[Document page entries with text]
■ ■ ■ ■
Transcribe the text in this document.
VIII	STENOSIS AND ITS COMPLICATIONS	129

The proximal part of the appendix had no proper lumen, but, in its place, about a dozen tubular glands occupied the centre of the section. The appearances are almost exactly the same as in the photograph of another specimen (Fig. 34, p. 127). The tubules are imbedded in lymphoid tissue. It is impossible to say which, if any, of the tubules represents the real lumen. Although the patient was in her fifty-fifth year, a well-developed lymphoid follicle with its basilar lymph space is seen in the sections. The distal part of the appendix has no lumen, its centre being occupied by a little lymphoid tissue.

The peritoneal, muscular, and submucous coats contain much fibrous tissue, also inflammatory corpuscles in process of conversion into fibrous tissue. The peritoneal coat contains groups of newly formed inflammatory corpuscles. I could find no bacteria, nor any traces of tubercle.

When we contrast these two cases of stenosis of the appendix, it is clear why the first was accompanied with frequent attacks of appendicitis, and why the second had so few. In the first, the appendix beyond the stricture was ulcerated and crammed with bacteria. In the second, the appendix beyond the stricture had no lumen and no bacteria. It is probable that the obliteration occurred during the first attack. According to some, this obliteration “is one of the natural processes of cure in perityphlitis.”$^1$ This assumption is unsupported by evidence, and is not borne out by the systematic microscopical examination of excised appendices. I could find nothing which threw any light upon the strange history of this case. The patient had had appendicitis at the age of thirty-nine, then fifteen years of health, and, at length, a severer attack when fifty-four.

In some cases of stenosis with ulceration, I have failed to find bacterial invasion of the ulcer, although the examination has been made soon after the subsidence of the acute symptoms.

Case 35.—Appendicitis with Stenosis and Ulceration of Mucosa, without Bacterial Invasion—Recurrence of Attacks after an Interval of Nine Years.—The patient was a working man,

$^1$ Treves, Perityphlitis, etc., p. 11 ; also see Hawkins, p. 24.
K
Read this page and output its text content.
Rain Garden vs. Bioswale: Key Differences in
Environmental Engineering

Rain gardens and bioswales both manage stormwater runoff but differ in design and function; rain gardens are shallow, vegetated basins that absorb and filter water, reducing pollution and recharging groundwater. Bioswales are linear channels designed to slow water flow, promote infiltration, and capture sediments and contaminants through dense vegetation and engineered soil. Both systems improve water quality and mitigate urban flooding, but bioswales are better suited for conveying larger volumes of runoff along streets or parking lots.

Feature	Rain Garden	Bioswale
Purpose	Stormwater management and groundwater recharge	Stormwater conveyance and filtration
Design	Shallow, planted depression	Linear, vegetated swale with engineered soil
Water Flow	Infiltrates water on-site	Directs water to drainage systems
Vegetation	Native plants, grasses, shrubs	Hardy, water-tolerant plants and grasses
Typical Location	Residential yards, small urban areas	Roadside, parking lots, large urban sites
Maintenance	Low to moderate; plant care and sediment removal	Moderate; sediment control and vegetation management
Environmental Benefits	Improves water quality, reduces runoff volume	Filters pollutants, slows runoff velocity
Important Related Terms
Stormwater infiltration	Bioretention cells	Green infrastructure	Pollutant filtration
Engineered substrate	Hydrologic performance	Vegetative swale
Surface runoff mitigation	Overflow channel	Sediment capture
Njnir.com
■ ■ ■ ■
- [Work to complete]: Scan the entries above and work out how many lines include the word "management"; the reply is that number alone.

- [Solution to this problem]: 2